Exercise details:
Copy each line below exactly and leave the pictures out.

Data for the task:
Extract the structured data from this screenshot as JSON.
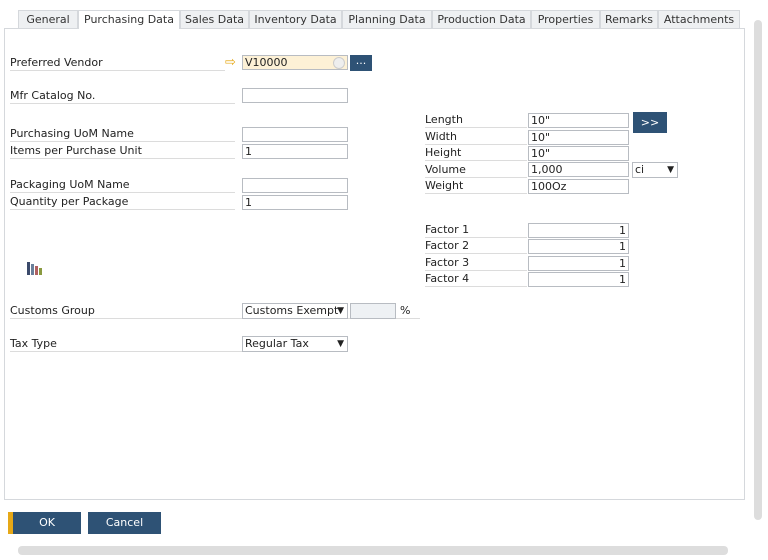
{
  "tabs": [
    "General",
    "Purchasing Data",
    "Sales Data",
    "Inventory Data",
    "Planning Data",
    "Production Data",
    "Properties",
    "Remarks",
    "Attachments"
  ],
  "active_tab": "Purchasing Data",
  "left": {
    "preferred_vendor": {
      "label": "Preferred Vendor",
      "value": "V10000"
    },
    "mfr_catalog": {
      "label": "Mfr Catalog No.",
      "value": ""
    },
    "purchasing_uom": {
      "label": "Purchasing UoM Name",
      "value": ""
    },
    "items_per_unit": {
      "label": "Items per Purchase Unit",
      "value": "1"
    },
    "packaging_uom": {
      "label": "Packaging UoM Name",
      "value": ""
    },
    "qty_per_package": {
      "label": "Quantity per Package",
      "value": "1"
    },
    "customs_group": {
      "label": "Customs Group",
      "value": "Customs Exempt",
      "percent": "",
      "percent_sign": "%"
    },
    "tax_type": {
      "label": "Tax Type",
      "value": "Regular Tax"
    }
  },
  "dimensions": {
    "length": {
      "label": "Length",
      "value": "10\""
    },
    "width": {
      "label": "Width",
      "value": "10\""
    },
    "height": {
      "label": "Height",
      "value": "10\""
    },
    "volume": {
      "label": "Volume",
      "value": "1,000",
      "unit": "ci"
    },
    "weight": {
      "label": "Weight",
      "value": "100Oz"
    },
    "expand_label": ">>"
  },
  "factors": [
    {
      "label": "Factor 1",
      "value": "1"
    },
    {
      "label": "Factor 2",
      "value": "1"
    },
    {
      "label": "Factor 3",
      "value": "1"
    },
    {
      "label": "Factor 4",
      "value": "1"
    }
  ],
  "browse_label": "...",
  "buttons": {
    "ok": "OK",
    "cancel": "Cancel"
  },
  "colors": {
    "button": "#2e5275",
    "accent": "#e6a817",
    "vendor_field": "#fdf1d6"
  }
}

Task response:
Extract the structured data from this screenshot as JSON.
{
  "tabs": [
    "General",
    "Purchasing Data",
    "Sales Data",
    "Inventory Data",
    "Planning Data",
    "Production Data",
    "Properties",
    "Remarks",
    "Attachments"
  ],
  "active_tab": "Purchasing Data",
  "left": {
    "preferred_vendor": {
      "label": "Preferred Vendor",
      "value": "V10000"
    },
    "mfr_catalog": {
      "label": "Mfr Catalog No.",
      "value": ""
    },
    "purchasing_uom": {
      "label": "Purchasing UoM Name",
      "value": ""
    },
    "items_per_unit": {
      "label": "Items per Purchase Unit",
      "value": "1"
    },
    "packaging_uom": {
      "label": "Packaging UoM Name",
      "value": ""
    },
    "qty_per_package": {
      "label": "Quantity per Package",
      "value": "1"
    },
    "customs_group": {
      "label": "Customs Group",
      "value": "Customs Exempt",
      "percent": "",
      "percent_sign": "%"
    },
    "tax_type": {
      "label": "Tax Type",
      "value": "Regular Tax"
    }
  },
  "dimensions": {
    "length": {
      "label": "Length",
      "value": "10\""
    },
    "width": {
      "label": "Width",
      "value": "10\""
    },
    "height": {
      "label": "Height",
      "value": "10\""
    },
    "volume": {
      "label": "Volume",
      "value": "1,000",
      "unit": "ci"
    },
    "weight": {
      "label": "Weight",
      "value": "100Oz"
    },
    "expand_label": ">>"
  },
  "factors": [
    {
      "label": "Factor 1",
      "value": "1"
    },
    {
      "label": "Factor 2",
      "value": "1"
    },
    {
      "label": "Factor 3",
      "value": "1"
    },
    {
      "label": "Factor 4",
      "value": "1"
    }
  ],
  "browse_label": "...",
  "buttons": {
    "ok": "OK",
    "cancel": "Cancel"
  },
  "colors": {
    "button": "#2e5275",
    "accent": "#e6a817",
    "vendor_field": "#fdf1d6"
  }
}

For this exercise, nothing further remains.